# Entries start
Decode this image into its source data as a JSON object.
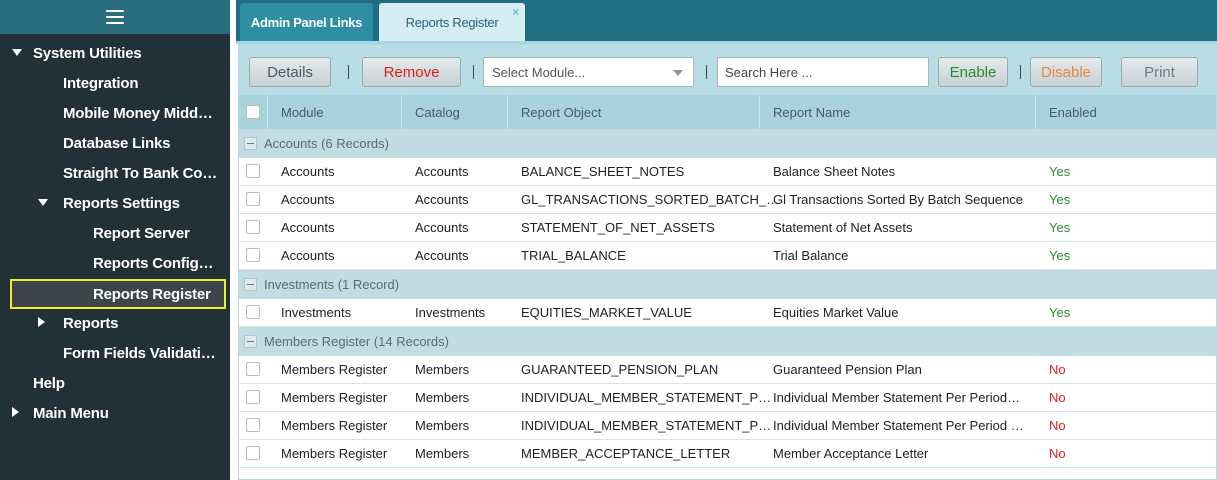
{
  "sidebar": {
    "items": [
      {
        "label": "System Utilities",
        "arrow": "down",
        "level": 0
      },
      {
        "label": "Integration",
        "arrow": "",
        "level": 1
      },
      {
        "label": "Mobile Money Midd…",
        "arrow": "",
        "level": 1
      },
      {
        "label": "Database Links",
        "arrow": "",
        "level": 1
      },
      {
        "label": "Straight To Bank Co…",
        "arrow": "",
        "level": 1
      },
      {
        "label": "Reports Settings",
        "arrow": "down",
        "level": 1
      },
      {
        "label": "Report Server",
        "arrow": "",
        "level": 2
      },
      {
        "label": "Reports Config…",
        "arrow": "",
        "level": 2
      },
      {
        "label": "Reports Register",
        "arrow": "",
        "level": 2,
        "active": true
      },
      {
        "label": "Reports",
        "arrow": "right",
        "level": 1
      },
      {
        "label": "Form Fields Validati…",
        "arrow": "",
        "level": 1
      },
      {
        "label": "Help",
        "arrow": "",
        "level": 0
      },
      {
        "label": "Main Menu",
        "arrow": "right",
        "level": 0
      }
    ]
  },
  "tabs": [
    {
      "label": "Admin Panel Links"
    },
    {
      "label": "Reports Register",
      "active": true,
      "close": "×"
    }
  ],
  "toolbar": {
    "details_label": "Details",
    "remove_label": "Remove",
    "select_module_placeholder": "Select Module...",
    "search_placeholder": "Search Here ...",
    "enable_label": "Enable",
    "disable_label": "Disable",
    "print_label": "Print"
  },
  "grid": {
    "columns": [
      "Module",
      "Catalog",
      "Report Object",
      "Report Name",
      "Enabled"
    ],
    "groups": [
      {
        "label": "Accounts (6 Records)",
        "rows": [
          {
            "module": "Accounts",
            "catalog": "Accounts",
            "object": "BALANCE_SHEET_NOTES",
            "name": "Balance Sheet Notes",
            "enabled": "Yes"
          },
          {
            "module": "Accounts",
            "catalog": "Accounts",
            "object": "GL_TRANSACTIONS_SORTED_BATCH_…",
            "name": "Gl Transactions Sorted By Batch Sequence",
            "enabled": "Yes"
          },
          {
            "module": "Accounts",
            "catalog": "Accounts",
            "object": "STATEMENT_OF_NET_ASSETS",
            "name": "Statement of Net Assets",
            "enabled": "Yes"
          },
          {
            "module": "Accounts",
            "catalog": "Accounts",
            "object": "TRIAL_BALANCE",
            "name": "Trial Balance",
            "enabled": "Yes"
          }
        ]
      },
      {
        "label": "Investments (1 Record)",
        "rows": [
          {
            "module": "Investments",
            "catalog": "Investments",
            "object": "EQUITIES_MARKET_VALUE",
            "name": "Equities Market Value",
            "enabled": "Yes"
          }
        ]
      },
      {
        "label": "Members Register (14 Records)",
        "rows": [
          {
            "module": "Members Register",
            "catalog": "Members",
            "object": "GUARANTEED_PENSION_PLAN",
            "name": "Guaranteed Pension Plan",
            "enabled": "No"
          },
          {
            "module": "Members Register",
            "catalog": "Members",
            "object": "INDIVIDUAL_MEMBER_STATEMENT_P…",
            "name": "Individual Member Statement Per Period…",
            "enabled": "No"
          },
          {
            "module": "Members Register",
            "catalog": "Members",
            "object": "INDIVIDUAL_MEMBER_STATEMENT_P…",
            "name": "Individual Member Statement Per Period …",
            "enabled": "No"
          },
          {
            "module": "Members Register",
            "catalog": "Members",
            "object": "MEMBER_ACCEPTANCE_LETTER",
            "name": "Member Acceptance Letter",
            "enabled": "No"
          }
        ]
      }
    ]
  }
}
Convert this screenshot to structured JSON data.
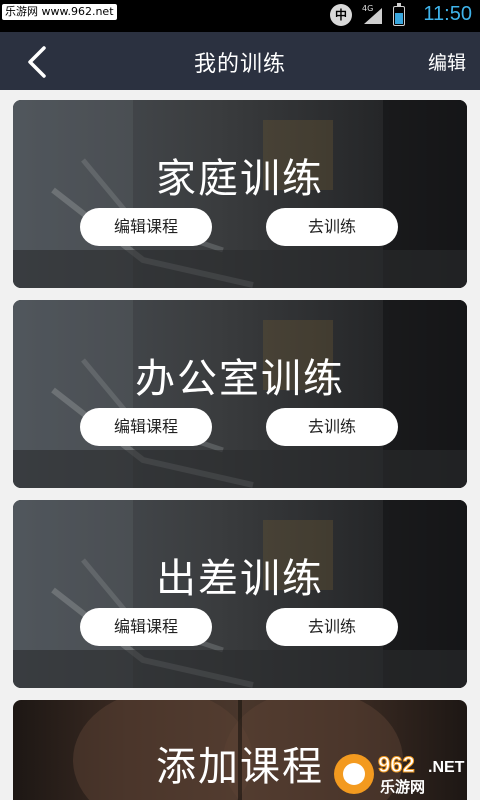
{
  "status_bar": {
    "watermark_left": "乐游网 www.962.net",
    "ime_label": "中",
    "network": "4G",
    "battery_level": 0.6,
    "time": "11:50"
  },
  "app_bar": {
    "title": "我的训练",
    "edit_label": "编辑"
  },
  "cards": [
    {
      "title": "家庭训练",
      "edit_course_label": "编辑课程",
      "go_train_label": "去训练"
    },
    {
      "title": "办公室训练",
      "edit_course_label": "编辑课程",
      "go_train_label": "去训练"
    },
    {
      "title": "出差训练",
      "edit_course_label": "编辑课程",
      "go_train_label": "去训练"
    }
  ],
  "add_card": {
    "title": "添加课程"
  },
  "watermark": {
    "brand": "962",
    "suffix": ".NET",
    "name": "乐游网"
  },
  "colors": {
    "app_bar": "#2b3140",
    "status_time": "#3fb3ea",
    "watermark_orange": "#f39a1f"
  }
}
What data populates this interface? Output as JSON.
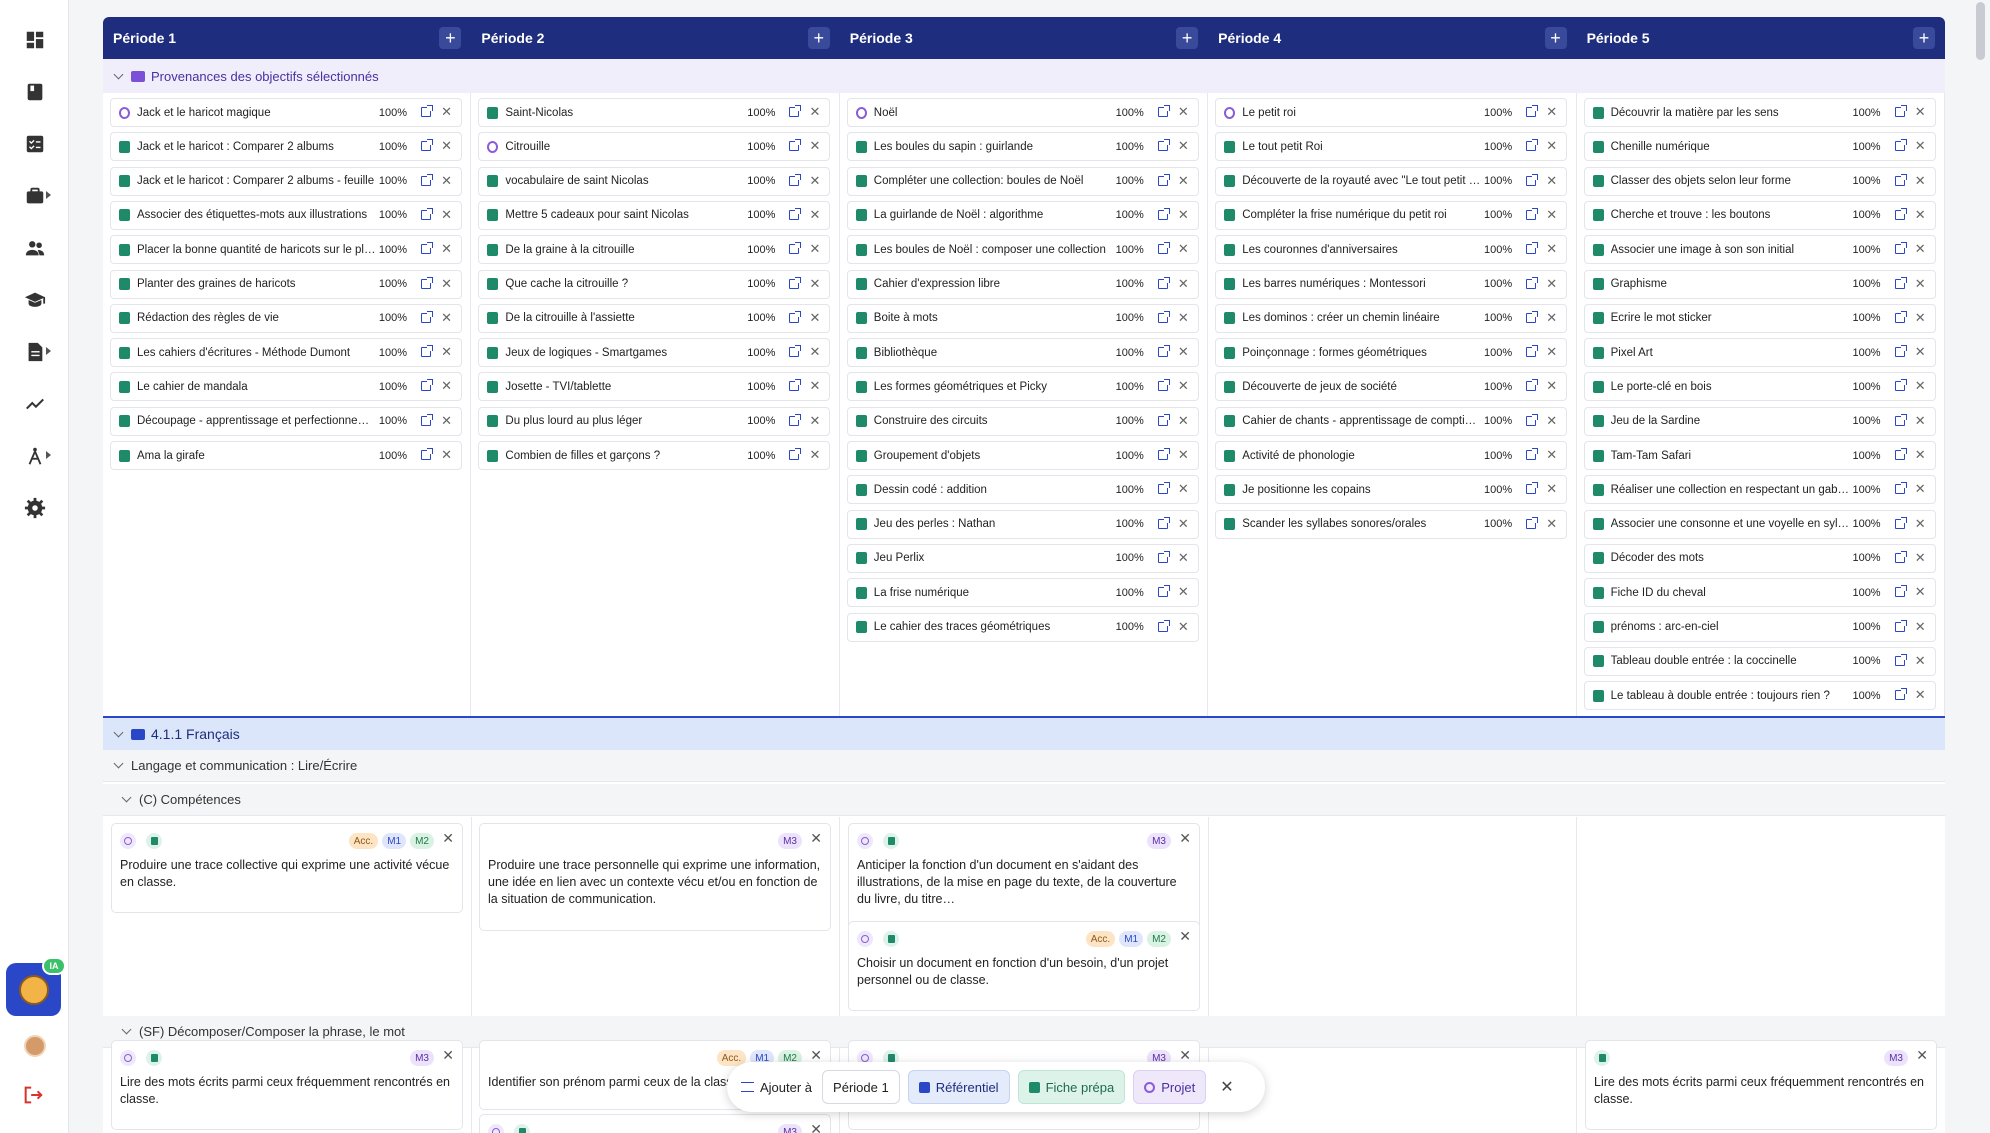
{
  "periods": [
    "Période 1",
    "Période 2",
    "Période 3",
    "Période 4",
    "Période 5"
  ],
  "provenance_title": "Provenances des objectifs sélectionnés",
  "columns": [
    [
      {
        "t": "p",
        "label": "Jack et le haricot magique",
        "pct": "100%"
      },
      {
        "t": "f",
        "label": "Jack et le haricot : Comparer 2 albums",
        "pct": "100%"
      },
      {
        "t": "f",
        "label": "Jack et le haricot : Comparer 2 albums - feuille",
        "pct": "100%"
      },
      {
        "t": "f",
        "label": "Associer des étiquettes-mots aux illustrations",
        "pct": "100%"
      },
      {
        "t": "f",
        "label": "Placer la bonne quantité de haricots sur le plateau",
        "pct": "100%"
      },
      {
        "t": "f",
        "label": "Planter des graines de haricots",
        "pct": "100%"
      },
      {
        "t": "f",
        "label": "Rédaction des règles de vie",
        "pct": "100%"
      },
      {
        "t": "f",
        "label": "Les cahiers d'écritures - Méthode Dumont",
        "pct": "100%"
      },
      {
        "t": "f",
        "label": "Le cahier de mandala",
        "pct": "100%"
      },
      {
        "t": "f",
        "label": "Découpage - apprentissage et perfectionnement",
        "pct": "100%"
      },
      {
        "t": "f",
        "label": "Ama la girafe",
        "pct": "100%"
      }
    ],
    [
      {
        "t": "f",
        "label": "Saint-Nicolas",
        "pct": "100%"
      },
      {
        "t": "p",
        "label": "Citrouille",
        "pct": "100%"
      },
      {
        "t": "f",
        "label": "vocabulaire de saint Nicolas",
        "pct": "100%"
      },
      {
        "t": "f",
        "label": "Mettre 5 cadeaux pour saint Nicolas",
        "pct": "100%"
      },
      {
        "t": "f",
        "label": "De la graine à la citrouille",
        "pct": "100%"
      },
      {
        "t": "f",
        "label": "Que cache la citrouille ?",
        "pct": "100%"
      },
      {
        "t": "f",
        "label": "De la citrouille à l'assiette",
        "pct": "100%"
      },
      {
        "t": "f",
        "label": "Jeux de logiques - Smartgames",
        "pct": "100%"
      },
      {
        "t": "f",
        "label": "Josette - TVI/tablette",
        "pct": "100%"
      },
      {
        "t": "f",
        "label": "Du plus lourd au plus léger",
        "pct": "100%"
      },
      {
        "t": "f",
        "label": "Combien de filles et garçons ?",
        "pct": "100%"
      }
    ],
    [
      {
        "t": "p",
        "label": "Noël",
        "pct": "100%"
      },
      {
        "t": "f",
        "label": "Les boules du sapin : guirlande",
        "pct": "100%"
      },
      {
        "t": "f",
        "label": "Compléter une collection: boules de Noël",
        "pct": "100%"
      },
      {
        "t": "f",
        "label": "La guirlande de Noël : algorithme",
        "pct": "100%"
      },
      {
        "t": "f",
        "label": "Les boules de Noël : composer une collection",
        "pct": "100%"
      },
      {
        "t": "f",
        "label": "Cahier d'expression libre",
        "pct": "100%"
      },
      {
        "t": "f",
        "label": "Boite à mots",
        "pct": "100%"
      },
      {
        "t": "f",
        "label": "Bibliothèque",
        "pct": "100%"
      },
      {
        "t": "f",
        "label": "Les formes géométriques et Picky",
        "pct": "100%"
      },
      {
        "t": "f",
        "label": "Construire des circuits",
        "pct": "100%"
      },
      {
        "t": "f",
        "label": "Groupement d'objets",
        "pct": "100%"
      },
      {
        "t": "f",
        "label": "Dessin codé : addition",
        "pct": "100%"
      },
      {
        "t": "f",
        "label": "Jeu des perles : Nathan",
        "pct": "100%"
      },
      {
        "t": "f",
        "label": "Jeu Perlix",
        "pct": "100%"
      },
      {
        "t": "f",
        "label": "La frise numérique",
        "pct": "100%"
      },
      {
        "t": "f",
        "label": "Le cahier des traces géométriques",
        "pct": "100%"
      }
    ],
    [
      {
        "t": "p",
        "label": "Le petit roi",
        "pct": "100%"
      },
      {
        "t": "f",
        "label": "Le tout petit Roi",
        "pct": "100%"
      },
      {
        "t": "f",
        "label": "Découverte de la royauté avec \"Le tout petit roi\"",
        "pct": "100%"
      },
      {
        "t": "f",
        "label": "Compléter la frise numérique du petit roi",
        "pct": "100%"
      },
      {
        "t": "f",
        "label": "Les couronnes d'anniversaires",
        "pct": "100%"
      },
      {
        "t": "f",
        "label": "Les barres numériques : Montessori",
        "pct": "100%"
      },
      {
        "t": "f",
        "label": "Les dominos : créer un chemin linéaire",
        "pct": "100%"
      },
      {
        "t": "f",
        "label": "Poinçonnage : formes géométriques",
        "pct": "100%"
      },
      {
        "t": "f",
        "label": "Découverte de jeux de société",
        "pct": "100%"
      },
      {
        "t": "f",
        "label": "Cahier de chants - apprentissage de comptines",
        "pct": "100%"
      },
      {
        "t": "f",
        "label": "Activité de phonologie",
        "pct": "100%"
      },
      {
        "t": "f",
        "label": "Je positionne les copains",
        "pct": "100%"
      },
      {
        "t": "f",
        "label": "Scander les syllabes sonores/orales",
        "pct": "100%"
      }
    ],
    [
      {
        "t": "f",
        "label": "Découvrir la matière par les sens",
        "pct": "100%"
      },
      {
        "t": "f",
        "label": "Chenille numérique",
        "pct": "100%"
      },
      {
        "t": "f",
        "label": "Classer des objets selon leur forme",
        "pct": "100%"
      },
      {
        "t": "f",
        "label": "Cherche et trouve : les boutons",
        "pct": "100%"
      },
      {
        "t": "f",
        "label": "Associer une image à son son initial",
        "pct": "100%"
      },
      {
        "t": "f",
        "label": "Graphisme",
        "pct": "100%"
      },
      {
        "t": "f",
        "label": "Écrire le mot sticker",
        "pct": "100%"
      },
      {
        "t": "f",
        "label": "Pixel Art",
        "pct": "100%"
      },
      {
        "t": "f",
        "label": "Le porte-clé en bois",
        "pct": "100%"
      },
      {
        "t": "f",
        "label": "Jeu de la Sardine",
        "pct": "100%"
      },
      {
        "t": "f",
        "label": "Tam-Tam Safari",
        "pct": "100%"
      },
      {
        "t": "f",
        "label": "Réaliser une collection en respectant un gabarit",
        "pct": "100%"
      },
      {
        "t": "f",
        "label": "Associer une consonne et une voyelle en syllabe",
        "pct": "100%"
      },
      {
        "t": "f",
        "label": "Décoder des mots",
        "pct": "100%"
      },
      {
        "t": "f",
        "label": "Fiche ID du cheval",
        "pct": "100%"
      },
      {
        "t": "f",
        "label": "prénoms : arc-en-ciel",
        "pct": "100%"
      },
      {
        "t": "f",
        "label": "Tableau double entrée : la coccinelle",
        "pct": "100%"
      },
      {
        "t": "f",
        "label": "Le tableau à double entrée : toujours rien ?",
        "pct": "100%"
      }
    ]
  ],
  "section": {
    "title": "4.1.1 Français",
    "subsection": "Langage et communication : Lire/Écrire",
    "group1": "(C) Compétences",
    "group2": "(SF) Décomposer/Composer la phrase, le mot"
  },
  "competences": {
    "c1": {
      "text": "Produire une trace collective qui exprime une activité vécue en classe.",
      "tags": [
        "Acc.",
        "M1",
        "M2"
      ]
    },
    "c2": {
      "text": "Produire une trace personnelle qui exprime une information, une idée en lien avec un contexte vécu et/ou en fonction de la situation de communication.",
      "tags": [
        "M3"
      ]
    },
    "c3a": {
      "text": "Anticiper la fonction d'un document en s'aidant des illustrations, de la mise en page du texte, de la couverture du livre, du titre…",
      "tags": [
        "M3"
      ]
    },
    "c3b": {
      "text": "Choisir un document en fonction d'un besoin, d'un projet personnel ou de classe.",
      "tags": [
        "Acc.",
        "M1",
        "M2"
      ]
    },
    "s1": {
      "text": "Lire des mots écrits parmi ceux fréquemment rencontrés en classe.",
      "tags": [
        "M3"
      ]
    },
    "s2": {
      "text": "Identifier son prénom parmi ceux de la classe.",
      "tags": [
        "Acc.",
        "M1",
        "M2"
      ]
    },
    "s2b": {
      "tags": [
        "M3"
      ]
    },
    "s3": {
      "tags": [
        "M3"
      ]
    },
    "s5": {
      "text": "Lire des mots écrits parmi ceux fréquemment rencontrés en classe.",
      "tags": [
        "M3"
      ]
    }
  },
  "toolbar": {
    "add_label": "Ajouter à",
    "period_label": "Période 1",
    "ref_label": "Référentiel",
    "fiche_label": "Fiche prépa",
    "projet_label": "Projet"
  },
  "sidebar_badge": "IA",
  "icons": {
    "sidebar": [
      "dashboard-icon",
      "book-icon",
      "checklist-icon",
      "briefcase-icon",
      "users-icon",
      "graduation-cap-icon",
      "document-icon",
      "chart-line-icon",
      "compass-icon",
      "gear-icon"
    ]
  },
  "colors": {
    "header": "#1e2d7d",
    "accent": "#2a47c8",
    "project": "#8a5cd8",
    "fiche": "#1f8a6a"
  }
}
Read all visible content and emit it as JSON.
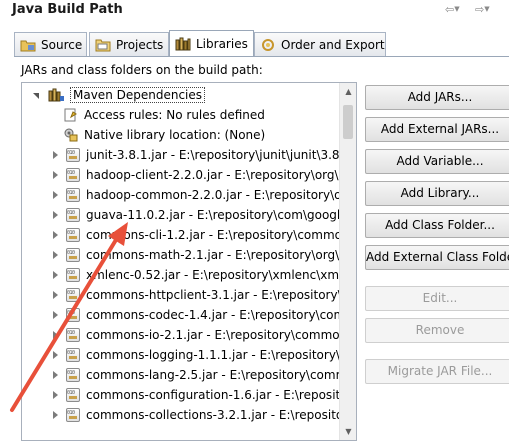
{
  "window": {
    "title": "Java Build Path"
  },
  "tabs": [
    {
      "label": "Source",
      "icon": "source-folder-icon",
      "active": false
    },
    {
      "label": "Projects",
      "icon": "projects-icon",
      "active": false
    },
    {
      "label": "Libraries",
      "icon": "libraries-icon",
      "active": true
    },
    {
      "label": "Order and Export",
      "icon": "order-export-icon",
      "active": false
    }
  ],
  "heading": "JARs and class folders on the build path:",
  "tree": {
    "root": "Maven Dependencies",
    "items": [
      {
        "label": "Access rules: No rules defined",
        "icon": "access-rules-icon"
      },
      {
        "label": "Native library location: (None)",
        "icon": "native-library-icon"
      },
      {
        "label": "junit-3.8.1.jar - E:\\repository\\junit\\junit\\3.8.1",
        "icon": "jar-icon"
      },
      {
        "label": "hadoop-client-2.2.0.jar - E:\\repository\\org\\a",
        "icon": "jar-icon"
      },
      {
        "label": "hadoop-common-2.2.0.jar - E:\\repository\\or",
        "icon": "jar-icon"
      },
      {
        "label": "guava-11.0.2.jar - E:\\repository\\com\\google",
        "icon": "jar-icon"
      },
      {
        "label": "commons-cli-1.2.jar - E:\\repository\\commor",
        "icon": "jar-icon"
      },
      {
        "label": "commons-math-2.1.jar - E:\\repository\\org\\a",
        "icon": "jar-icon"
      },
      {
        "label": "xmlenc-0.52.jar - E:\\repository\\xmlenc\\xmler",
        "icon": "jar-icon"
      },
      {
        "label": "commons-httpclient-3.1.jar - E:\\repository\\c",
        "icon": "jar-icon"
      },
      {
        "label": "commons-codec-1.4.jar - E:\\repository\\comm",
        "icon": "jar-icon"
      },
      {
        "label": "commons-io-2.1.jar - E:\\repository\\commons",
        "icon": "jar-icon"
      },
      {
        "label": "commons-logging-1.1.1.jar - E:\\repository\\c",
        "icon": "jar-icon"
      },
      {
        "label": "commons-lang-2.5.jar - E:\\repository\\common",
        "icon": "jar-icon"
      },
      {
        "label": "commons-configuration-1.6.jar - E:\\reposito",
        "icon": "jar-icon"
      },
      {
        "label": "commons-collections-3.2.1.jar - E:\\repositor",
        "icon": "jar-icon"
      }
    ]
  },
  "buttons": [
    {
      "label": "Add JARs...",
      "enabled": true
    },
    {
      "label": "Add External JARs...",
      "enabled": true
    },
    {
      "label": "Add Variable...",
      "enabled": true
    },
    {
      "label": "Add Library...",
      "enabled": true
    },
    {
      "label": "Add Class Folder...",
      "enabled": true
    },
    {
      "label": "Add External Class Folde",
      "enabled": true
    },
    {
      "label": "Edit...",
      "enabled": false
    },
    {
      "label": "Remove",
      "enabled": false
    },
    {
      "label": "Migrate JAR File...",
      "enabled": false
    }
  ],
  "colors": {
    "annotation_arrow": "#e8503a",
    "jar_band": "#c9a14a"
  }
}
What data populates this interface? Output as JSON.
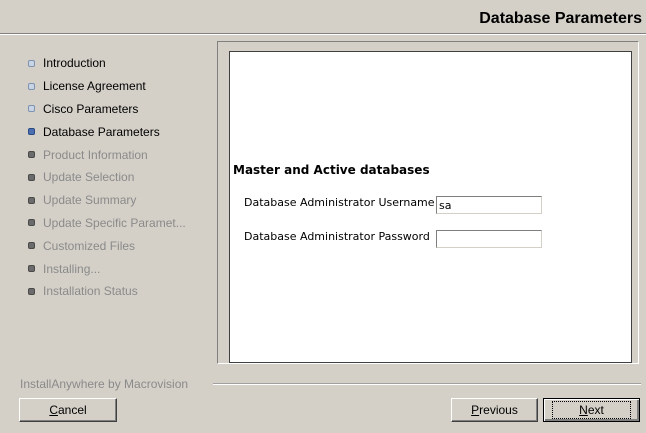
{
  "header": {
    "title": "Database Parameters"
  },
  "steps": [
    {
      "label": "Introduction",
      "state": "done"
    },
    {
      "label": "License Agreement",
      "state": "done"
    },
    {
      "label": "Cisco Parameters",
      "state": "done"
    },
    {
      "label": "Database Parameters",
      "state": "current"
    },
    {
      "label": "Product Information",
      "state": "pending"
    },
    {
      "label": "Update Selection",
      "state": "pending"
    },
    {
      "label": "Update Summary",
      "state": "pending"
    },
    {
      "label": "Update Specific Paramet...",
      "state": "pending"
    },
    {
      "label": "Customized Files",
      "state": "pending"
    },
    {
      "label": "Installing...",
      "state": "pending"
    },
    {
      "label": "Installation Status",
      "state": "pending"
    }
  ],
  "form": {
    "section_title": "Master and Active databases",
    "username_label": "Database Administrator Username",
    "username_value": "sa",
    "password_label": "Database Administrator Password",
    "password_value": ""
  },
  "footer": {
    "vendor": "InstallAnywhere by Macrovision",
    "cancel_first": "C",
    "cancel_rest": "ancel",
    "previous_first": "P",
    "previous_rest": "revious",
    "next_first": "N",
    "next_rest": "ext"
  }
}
# Entries end
Exercise details
Tally up the lines holding the word "document" in the data above, and answer with that figure only.

Correct result
3